Prompt
Reproduce each of the lines word for word.
-------- Listed entries --------
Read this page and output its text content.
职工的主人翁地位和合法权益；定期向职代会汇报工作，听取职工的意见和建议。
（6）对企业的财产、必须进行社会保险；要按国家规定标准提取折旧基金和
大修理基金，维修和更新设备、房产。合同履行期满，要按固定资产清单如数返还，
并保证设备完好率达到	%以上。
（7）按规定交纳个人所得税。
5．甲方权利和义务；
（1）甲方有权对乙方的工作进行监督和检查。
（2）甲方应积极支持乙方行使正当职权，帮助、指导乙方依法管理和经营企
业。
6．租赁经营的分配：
--------
Solution to the problem
Read this page and output its text content.
职工的主人翁地位和合法权益；定期向职代会汇报工作，听取职工的意见和建议。
（6）对企业的财产、必须进行社会保险；要按国家规定标准提取折旧基金和
大修理基金，维修和更新设备、房产。合同履行期满，要按固定资产清单如数返还，
并保证设备完好率达到	%以上。
（7）按规定交纳个人所得税。
5．甲方权利和义务；
（1）甲方有权对乙方的工作进行监督和检查。
（2）甲方应积极支持乙方行使正当职权，帮助、指导乙方依法管理和经营企
业。
6．租赁经营的分配：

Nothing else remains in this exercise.